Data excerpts

• • • •

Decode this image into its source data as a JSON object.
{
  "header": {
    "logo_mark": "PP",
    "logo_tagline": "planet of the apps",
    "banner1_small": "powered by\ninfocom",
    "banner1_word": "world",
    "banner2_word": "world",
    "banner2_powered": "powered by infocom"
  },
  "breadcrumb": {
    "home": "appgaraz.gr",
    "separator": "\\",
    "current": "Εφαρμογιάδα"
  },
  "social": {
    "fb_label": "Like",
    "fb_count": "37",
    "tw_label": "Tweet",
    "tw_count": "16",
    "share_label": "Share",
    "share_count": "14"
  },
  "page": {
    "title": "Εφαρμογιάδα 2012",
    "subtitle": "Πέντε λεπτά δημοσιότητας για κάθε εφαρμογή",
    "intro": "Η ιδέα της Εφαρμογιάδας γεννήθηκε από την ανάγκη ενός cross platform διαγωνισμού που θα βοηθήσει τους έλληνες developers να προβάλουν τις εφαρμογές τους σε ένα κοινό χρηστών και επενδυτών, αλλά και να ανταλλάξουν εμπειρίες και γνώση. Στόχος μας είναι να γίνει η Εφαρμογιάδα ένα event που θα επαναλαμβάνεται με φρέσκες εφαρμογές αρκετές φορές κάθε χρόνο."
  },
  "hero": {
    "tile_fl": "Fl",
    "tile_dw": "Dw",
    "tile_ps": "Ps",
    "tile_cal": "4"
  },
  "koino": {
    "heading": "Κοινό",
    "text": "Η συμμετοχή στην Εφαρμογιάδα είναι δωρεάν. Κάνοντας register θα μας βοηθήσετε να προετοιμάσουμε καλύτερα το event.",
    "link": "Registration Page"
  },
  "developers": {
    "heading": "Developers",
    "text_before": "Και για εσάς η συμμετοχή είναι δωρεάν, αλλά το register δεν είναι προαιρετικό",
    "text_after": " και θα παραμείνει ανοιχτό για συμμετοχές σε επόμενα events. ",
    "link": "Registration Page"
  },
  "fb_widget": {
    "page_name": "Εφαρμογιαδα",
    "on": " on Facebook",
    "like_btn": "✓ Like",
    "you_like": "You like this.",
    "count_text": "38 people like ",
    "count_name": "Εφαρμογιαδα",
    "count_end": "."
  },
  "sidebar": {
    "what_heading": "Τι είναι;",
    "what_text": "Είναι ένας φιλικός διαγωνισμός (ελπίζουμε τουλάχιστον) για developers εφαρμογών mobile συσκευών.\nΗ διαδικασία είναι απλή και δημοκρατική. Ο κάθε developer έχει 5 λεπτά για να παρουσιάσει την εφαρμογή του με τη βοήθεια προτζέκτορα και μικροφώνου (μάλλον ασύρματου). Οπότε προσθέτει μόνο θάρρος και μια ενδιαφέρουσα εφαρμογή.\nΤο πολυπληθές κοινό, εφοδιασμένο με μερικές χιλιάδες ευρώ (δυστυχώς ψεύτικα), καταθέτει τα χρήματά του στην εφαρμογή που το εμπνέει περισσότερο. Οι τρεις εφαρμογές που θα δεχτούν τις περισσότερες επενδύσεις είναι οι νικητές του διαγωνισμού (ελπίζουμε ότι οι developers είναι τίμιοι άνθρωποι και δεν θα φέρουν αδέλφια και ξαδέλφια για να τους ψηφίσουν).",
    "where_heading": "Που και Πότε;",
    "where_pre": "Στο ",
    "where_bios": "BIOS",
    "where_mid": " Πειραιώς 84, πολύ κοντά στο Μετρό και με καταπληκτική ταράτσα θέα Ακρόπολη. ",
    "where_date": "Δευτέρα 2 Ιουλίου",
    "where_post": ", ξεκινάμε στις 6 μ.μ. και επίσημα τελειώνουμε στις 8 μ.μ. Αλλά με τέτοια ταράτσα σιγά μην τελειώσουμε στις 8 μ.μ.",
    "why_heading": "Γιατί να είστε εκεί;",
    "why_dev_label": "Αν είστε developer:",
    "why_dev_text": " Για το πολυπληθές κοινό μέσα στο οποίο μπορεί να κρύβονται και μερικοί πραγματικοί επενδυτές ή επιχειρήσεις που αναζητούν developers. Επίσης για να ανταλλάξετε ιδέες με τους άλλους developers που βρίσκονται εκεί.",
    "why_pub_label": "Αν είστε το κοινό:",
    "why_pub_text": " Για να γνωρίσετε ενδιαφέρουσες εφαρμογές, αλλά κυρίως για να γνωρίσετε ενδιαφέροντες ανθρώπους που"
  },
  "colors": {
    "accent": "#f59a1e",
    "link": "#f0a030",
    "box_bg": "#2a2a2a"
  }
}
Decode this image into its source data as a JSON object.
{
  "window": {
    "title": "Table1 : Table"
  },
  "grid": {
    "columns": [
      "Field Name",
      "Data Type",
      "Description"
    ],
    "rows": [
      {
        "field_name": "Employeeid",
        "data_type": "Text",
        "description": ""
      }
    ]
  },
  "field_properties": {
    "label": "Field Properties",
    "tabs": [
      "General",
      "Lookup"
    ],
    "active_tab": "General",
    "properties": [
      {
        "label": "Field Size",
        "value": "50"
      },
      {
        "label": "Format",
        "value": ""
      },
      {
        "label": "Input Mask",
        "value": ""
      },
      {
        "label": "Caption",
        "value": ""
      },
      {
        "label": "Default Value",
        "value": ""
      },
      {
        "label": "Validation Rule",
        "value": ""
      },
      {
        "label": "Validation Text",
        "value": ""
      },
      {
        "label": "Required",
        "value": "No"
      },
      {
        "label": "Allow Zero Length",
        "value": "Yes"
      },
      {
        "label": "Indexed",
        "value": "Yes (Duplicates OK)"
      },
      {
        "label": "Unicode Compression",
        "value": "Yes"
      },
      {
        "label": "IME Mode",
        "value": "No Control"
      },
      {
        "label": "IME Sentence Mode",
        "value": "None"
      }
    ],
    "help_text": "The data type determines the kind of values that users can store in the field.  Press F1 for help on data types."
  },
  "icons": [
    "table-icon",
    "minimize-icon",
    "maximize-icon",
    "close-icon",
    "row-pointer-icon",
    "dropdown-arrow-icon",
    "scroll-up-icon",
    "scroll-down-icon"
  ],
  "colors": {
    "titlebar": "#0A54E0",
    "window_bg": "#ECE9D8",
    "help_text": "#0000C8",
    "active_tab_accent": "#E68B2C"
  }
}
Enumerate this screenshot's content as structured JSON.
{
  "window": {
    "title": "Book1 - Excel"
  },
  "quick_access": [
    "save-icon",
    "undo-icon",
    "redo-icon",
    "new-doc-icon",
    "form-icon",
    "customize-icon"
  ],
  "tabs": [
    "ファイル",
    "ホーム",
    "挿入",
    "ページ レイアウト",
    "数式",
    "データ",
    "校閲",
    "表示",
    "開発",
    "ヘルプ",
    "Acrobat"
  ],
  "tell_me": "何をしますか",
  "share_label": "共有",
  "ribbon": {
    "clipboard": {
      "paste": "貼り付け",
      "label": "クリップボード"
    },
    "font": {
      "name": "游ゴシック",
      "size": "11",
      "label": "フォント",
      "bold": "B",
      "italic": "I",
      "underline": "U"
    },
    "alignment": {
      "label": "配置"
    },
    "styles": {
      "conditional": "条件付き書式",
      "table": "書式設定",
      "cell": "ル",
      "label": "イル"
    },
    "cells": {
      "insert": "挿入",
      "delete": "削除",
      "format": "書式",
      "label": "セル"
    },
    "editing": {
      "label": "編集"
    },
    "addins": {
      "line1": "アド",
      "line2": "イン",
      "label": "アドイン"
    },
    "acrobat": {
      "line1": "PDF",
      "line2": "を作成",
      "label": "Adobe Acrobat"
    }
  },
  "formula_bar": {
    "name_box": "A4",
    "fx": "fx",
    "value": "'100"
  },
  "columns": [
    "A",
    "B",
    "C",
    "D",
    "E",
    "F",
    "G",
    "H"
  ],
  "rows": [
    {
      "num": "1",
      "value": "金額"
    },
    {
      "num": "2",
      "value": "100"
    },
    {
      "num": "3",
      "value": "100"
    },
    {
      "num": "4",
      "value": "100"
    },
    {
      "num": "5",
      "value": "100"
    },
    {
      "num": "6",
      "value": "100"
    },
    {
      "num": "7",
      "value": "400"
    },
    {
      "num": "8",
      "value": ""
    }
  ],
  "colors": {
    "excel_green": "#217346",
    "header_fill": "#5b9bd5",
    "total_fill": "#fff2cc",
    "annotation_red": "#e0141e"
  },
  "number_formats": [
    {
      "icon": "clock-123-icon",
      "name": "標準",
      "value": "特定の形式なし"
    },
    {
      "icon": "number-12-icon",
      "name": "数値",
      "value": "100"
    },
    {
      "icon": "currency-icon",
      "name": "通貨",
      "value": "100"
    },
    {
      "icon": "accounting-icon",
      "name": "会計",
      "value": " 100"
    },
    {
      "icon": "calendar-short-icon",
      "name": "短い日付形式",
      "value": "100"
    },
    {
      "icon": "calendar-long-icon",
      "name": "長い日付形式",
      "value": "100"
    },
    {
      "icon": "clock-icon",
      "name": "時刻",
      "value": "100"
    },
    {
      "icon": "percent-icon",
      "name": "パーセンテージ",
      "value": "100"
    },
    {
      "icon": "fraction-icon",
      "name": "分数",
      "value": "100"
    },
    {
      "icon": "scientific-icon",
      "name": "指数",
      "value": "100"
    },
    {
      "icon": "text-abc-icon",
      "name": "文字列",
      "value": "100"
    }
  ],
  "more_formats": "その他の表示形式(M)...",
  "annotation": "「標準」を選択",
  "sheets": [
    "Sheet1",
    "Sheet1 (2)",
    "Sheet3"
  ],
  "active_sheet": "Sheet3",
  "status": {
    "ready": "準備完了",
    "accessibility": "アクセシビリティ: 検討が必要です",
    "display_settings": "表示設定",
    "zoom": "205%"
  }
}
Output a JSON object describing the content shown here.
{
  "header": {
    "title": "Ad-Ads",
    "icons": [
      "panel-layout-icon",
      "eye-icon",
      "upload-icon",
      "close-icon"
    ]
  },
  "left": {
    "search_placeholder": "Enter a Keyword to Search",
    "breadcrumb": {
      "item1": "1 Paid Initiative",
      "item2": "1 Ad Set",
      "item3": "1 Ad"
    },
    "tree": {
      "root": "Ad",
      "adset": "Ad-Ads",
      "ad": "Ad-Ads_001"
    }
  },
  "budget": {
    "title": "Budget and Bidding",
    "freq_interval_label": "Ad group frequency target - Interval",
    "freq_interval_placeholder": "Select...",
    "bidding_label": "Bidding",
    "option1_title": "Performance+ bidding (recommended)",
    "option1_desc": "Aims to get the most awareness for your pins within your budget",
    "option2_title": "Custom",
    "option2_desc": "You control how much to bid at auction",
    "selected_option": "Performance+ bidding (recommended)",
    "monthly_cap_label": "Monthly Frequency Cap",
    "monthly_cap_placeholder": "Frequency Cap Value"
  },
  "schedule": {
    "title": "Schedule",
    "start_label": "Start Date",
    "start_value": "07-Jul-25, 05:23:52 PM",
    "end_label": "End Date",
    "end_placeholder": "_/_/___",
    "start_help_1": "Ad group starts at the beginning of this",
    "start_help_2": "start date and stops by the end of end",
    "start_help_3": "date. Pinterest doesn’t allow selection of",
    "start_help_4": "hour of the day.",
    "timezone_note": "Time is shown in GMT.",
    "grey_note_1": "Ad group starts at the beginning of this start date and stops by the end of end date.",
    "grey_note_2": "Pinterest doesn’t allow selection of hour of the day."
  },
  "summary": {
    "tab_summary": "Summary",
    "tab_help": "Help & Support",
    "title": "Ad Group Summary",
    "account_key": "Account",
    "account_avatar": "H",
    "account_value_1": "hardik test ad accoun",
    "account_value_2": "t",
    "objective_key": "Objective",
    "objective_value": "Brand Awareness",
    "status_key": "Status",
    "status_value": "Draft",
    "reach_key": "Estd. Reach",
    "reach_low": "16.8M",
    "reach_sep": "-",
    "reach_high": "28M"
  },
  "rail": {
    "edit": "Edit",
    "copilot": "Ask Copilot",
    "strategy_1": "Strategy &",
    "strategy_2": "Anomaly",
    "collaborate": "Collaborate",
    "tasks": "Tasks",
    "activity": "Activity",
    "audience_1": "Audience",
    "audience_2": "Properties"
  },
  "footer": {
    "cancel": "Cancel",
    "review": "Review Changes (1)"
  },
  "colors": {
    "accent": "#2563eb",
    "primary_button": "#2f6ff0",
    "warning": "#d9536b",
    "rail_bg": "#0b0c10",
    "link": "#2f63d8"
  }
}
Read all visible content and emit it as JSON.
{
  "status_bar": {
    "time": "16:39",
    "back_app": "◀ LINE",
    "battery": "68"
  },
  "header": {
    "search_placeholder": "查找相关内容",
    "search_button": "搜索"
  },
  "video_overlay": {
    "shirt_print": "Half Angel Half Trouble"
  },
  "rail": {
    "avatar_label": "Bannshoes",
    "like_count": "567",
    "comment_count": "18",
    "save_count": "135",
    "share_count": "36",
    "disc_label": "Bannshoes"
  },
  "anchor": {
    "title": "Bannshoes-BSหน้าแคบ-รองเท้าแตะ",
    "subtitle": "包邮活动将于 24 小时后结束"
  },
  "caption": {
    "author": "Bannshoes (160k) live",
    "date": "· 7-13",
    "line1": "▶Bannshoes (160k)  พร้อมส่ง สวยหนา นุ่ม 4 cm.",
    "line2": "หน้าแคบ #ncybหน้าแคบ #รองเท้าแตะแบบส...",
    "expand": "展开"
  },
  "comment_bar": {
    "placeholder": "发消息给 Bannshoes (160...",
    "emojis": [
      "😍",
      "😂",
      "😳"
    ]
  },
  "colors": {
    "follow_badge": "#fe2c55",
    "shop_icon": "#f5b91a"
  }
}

• • • •

## STATED GOAL
Return the lines beginning at the one that contains "Read all visible content and emit it as JSON." and continuing through the last line of the data, exactly as they stand and without any others.

## THE REPLY
Read all visible content and emit it as JSON.
{
  "status_bar": {
    "time": "16:39",
    "back_app": "◀ LINE",
    "battery": "68"
  },
  "header": {
    "search_placeholder": "查找相关内容",
    "search_button": "搜索"
  },
  "video_overlay": {
    "shirt_print": "Half Angel Half Trouble"
  },
  "rail": {
    "avatar_label": "Bannshoes",
    "like_count": "567",
    "comment_count": "18",
    "save_count": "135",
    "share_count": "36",
    "disc_label": "Bannshoes"
  },
  "anchor": {
    "title": "Bannshoes-BSหน้าแคบ-รองเท้าแตะ",
    "subtitle": "包邮活动将于 24 小时后结束"
  },
  "caption": {
    "author": "Bannshoes (160k) live",
    "date": "· 7-13",
    "line1": "▶Bannshoes (160k)  พร้อมส่ง สวยหนา นุ่ม 4 cm.",
    "line2": "หน้าแคบ #ncybหน้าแคบ #รองเท้าแตะแบบส...",
    "expand": "展开"
  },
  "comment_bar": {
    "placeholder": "发消息给 Bannshoes (160...",
    "emojis": [
      "😍",
      "😂",
      "😳"
    ]
  },
  "colors": {
    "follow_badge": "#fe2c55",
    "shop_icon": "#f5b91a"
  }
}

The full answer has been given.